Lines of data:
+--
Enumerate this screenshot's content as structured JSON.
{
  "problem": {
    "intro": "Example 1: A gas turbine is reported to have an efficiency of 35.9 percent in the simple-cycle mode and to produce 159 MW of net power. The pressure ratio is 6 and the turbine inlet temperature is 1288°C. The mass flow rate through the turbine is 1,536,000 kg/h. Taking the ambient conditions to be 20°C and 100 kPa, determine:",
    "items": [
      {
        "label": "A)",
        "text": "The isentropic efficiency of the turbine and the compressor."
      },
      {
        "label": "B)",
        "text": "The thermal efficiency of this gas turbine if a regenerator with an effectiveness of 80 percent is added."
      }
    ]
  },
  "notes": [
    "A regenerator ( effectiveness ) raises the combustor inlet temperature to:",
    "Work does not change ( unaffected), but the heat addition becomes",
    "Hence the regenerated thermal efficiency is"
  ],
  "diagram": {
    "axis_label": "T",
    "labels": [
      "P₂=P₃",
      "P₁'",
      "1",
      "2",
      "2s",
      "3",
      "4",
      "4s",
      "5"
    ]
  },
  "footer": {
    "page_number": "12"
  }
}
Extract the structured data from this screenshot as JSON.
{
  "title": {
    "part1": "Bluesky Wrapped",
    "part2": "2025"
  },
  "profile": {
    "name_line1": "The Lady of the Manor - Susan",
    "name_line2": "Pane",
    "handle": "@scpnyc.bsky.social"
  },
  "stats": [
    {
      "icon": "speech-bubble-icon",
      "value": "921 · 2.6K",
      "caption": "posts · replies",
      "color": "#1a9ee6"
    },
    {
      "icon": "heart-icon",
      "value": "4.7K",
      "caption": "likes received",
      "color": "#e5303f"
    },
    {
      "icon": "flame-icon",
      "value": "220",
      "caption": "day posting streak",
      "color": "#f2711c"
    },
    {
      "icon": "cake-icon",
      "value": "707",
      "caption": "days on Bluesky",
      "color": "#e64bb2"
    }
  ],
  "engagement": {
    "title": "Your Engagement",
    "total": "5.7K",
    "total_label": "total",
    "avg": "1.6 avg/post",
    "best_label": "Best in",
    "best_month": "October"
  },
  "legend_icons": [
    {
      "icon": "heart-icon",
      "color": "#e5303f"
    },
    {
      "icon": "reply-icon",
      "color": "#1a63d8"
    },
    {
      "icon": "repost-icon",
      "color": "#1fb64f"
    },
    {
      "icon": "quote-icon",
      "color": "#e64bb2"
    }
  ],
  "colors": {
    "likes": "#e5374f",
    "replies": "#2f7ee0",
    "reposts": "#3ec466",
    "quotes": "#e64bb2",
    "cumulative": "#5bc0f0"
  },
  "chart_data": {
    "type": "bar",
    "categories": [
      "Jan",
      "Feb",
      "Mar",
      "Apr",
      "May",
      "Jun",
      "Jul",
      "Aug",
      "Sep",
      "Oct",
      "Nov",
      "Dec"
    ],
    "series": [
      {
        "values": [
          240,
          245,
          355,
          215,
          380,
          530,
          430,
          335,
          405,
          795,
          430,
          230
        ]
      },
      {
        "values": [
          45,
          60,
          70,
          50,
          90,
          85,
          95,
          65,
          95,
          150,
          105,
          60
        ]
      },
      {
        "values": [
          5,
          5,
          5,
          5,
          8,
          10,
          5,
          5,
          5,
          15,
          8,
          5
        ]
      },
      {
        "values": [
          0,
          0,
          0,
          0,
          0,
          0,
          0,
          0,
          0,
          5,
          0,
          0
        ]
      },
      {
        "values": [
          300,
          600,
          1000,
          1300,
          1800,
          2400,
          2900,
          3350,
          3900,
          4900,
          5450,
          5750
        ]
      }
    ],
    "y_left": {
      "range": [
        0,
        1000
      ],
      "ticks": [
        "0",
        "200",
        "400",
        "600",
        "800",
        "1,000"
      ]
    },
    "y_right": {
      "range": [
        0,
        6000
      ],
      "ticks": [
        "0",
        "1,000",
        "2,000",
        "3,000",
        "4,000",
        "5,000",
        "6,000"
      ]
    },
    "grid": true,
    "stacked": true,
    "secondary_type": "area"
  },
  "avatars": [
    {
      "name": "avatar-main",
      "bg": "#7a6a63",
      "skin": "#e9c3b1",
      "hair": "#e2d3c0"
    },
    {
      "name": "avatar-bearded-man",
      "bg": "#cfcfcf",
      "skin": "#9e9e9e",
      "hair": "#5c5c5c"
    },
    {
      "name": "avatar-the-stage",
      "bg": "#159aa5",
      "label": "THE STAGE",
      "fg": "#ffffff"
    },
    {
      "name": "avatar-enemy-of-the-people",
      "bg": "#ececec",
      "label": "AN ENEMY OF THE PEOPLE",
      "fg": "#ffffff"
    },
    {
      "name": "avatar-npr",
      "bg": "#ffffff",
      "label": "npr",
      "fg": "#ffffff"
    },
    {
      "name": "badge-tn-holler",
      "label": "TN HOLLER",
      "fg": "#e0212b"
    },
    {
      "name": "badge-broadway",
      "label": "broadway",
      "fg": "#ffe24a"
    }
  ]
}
+--
Exercise task: Write out the entire listing exactly.

Exercise output:
Enumerate this screenshot's content as structured JSON.
{
  "problem": {
    "intro": "Example 1: A gas turbine is reported to have an efficiency of 35.9 percent in the simple-cycle mode and to produce 159 MW of net power. The pressure ratio is 6 and the turbine inlet temperature is 1288°C. The mass flow rate through the turbine is 1,536,000 kg/h. Taking the ambient conditions to be 20°C and 100 kPa, determine:",
    "items": [
      {
        "label": "A)",
        "text": "The isentropic efficiency of the turbine and the compressor."
      },
      {
        "label": "B)",
        "text": "The thermal efficiency of this gas turbine if a regenerator with an effectiveness of 80 percent is added."
      }
    ]
  },
  "notes": [
    "A regenerator ( effectiveness ) raises the combustor inlet temperature to:",
    "Work does not change ( unaffected), but the heat addition becomes",
    "Hence the regenerated thermal efficiency is"
  ],
  "diagram": {
    "axis_label": "T",
    "labels": [
      "P₂=P₃",
      "P₁'",
      "1",
      "2",
      "2s",
      "3",
      "4",
      "4s",
      "5"
    ]
  },
  "footer": {
    "page_number": "12"
  }
}
Extract the structured data from this screenshot as JSON.
{
  "title": {
    "part1": "Bluesky Wrapped",
    "part2": "2025"
  },
  "profile": {
    "name_line1": "The Lady of the Manor - Susan",
    "name_line2": "Pane",
    "handle": "@scpnyc.bsky.social"
  },
  "stats": [
    {
      "icon": "speech-bubble-icon",
      "value": "921 · 2.6K",
      "caption": "posts · replies",
      "color": "#1a9ee6"
    },
    {
      "icon": "heart-icon",
      "value": "4.7K",
      "caption": "likes received",
      "color": "#e5303f"
    },
    {
      "icon": "flame-icon",
      "value": "220",
      "caption": "day posting streak",
      "color": "#f2711c"
    },
    {
      "icon": "cake-icon",
      "value": "707",
      "caption": "days on Bluesky",
      "color": "#e64bb2"
    }
  ],
  "engagement": {
    "title": "Your Engagement",
    "total": "5.7K",
    "total_label": "total",
    "avg": "1.6 avg/post",
    "best_label": "Best in",
    "best_month": "October"
  },
  "legend_icons": [
    {
      "icon": "heart-icon",
      "color": "#e5303f"
    },
    {
      "icon": "reply-icon",
      "color": "#1a63d8"
    },
    {
      "icon": "repost-icon",
      "color": "#1fb64f"
    },
    {
      "icon": "quote-icon",
      "color": "#e64bb2"
    }
  ],
  "colors": {
    "likes": "#e5374f",
    "replies": "#2f7ee0",
    "reposts": "#3ec466",
    "quotes": "#e64bb2",
    "cumulative": "#5bc0f0"
  },
  "chart_data": {
    "type": "bar",
    "categories": [
      "Jan",
      "Feb",
      "Mar",
      "Apr",
      "May",
      "Jun",
      "Jul",
      "Aug",
      "Sep",
      "Oct",
      "Nov",
      "Dec"
    ],
    "series": [
      {
        "values": [
          240,
          245,
          355,
          215,
          380,
          530,
          430,
          335,
          405,
          795,
          430,
          230
        ]
      },
      {
        "values": [
          45,
          60,
          70,
          50,
          90,
          85,
          95,
          65,
          95,
          150,
          105,
          60
        ]
      },
      {
        "values": [
          5,
          5,
          5,
          5,
          8,
          10,
          5,
          5,
          5,
          15,
          8,
          5
        ]
      },
      {
        "values": [
          0,
          0,
          0,
          0,
          0,
          0,
          0,
          0,
          0,
          5,
          0,
          0
        ]
      },
      {
        "values": [
          300,
          600,
          1000,
          1300,
          1800,
          2400,
          2900,
          3350,
          3900,
          4900,
          5450,
          5750
        ]
      }
    ],
    "y_left": {
      "range": [
        0,
        1000
      ],
      "ticks": [
        "0",
        "200",
        "400",
        "600",
        "800",
        "1,000"
      ]
    },
    "y_right": {
      "range": [
        0,
        6000
      ],
      "ticks": [
        "0",
        "1,000",
        "2,000",
        "3,000",
        "4,000",
        "5,000",
        "6,000"
      ]
    },
    "grid": true,
    "stacked": true,
    "secondary_type": "area"
  },
  "avatars": [
    {
      "name": "avatar-main",
      "bg": "#7a6a63",
      "skin": "#e9c3b1",
      "hair": "#e2d3c0"
    },
    {
      "name": "avatar-bearded-man",
      "bg": "#cfcfcf",
      "skin": "#9e9e9e",
      "hair": "#5c5c5c"
    },
    {
      "name": "avatar-the-stage",
      "bg": "#159aa5",
      "label": "THE STAGE",
      "fg": "#ffffff"
    },
    {
      "name": "avatar-enemy-of-the-people",
      "bg": "#ececec",
      "label": "AN ENEMY OF THE PEOPLE",
      "fg": "#ffffff"
    },
    {
      "name": "avatar-npr",
      "bg": "#ffffff",
      "label": "npr",
      "fg": "#ffffff"
    },
    {
      "name": "badge-tn-holler",
      "label": "TN HOLLER",
      "fg": "#e0212b"
    },
    {
      "name": "badge-broadway",
      "label": "broadway",
      "fg": "#ffe24a"
    }
  ]
}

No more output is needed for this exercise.